* [Instructions to follow]
Find the string "right" in the listing and report every line that has it.

* [Exercise data]
================================

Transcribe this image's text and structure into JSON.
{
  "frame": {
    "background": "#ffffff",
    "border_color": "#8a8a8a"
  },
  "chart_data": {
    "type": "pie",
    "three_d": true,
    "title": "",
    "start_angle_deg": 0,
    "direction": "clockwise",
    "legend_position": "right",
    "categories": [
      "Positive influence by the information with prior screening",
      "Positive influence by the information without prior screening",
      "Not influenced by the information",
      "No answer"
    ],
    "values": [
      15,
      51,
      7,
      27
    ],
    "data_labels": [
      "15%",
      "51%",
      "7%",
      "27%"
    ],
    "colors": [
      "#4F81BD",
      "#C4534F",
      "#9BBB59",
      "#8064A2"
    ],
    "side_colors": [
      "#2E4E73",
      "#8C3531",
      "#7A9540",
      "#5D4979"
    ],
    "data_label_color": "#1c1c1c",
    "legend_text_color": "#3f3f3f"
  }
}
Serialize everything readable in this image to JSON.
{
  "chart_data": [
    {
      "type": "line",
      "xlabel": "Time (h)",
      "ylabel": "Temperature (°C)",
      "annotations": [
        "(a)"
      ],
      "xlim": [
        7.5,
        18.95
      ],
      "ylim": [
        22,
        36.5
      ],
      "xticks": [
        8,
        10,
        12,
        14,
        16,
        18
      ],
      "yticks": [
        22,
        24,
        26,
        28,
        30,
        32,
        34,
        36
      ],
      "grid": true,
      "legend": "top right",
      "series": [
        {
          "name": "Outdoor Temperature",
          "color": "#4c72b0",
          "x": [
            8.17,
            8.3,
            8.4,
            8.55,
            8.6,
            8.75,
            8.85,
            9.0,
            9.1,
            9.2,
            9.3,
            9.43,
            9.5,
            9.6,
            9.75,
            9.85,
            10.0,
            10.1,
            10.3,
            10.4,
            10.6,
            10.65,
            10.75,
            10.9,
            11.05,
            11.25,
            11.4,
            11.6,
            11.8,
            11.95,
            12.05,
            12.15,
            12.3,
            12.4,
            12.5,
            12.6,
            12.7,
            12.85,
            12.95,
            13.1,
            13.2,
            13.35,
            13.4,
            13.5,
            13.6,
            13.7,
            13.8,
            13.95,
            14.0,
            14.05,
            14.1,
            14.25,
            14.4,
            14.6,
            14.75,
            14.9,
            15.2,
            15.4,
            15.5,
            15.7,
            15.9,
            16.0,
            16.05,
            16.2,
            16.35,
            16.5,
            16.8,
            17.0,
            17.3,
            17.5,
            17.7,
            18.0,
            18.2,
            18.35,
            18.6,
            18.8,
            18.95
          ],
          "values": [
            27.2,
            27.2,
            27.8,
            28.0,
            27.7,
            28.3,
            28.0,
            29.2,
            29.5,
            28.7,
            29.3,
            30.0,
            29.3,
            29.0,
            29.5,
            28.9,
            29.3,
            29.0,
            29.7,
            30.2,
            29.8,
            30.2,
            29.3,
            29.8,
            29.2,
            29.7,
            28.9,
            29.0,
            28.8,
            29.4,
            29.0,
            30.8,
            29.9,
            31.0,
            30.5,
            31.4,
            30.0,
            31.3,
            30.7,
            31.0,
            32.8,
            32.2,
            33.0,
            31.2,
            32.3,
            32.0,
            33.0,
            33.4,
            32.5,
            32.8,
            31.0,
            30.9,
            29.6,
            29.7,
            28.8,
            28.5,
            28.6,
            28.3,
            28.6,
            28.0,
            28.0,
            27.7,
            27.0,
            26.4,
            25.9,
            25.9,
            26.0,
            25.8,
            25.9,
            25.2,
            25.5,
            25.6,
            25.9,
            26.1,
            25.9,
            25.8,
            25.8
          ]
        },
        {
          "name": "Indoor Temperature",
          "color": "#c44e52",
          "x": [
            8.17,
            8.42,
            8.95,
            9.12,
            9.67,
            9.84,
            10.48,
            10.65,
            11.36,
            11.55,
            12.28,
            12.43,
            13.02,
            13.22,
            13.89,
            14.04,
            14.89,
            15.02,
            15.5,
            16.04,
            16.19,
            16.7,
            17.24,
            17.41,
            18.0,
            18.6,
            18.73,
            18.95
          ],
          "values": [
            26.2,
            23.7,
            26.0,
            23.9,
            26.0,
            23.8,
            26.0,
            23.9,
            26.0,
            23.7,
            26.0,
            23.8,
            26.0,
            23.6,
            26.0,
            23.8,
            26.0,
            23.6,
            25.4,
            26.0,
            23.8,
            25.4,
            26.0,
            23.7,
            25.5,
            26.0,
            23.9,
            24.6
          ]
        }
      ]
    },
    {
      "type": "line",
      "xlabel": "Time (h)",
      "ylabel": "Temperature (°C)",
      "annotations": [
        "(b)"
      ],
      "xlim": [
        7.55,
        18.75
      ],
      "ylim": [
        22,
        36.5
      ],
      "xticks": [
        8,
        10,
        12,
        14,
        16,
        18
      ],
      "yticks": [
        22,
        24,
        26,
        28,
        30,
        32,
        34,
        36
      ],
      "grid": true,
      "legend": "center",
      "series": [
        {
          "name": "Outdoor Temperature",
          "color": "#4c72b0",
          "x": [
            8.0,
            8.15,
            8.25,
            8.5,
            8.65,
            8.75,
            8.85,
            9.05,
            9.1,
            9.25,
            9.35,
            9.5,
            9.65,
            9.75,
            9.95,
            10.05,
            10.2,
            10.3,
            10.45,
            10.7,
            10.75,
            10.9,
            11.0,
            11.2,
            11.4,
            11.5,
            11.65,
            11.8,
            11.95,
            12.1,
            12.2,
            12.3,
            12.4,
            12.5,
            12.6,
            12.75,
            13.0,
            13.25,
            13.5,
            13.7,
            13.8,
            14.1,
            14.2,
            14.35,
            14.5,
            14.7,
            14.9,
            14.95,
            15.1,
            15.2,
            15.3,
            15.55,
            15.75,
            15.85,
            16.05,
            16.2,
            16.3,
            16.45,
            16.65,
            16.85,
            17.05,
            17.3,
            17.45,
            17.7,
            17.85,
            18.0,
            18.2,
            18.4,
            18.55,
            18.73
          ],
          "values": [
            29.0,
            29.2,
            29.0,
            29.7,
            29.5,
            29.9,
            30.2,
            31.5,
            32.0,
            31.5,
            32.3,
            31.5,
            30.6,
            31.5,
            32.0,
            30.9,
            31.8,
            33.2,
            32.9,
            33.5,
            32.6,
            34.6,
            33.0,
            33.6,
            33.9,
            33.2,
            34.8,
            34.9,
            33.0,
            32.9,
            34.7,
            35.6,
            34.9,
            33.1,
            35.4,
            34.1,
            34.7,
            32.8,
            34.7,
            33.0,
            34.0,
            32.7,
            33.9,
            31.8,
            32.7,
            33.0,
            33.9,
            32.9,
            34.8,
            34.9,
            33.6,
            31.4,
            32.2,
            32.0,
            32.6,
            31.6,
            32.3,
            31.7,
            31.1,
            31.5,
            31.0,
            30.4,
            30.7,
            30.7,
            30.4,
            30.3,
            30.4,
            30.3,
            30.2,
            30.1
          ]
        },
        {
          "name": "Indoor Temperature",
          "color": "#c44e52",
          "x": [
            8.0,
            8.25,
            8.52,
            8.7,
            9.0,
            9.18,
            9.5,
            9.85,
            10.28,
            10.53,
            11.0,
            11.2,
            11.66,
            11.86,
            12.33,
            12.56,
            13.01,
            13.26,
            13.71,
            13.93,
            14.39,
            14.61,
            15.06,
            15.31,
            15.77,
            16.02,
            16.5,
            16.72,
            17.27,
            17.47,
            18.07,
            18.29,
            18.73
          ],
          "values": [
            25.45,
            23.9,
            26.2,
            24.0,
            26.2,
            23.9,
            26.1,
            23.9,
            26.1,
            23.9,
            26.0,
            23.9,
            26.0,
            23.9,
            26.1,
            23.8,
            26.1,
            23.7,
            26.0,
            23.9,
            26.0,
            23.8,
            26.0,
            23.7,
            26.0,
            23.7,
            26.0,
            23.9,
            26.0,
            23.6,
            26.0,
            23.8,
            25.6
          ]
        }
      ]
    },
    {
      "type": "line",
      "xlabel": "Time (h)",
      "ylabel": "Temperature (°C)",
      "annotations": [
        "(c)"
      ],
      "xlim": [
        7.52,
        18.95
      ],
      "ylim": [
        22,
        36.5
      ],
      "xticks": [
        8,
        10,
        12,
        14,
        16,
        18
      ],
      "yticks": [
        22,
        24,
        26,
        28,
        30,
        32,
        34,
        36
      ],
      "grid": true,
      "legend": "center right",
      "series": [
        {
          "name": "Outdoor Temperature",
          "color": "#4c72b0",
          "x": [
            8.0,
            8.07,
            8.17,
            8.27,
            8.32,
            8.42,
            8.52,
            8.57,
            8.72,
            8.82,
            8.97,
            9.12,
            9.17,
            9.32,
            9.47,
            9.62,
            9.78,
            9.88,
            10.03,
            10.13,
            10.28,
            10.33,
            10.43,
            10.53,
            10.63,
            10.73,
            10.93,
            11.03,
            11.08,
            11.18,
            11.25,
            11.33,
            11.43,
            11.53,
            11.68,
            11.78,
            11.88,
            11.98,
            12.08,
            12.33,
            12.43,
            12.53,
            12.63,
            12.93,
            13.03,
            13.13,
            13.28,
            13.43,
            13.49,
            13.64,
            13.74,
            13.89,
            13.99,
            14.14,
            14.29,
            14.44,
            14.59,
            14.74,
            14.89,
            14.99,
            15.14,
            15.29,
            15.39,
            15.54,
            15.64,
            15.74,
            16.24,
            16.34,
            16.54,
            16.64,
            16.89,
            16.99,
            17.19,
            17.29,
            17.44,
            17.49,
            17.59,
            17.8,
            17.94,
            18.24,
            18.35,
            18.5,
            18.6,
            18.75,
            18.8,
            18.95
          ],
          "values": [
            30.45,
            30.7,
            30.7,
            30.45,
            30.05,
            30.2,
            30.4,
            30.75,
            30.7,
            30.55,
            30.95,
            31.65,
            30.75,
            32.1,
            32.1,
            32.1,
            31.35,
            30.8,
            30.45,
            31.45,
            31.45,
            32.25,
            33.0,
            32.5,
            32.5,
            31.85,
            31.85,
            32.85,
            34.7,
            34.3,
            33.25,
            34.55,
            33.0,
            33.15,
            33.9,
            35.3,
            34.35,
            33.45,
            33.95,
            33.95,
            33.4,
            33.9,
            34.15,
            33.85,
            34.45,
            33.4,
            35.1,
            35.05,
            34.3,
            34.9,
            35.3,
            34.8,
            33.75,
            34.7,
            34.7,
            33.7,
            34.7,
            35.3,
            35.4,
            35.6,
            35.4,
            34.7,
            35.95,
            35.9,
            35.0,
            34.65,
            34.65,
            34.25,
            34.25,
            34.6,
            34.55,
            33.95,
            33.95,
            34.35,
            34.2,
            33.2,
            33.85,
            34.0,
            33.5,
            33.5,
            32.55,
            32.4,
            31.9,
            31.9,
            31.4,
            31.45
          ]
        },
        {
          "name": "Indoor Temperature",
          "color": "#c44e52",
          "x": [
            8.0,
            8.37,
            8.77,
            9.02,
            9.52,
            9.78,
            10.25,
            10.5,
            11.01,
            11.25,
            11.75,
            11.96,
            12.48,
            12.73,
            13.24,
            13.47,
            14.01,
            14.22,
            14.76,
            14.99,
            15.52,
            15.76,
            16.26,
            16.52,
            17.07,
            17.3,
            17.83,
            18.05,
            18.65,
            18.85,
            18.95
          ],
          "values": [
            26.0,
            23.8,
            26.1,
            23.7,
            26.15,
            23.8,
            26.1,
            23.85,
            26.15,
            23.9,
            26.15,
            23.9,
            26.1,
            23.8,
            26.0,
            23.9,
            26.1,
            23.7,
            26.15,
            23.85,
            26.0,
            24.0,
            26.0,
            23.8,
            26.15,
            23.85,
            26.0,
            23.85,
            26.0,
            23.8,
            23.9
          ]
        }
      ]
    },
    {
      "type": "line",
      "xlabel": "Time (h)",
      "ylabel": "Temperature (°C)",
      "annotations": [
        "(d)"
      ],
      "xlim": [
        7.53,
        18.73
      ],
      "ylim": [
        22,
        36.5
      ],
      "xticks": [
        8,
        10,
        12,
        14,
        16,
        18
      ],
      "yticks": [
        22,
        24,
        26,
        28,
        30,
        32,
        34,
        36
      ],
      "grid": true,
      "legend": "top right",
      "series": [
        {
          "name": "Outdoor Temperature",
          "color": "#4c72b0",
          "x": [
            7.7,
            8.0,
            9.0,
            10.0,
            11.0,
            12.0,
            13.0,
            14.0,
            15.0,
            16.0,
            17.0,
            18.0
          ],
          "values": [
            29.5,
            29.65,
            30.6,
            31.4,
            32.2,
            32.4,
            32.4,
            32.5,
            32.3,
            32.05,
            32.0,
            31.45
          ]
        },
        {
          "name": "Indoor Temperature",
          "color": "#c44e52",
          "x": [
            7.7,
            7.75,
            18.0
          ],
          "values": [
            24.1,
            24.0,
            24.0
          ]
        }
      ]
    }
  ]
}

================================

* [Result below]
    "legend_position": "right",
      "legend": "top right",
      "legend": "center right",
      "legend": "top right",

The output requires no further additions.